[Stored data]
━━━━━━━━━━━━━━━━━━━━

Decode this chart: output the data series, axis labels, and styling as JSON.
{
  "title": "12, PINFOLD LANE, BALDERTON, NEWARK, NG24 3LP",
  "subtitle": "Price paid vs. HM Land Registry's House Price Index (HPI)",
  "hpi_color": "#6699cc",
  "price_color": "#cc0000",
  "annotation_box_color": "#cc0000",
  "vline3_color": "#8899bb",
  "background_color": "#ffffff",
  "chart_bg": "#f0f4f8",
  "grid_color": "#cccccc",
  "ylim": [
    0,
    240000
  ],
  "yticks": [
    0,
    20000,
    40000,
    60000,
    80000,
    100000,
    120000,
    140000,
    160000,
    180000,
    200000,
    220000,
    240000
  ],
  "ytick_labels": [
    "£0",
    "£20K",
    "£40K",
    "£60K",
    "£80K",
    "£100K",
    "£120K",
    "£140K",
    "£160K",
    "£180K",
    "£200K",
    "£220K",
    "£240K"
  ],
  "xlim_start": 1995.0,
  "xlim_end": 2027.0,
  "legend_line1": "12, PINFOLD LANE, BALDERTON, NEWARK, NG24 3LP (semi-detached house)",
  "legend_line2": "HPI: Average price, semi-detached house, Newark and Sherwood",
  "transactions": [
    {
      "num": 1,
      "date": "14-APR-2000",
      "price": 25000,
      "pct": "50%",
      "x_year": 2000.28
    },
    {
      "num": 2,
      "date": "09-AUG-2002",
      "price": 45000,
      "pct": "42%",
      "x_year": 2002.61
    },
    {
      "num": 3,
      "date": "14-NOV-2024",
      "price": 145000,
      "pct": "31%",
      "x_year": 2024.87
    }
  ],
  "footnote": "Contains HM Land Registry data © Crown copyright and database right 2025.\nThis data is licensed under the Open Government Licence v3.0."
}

━━━━━━━━━━━━━━━━━━━━

STATED GOAL:
Pull every line containing "PINFOLD" from the data.

ANSWER:
  "title": "12, PINFOLD LANE, BALDERTON, NEWARK, NG24 3LP",
  "legend_line1": "12, PINFOLD LANE, BALDERTON, NEWARK, NG24 3LP (semi-detached house)",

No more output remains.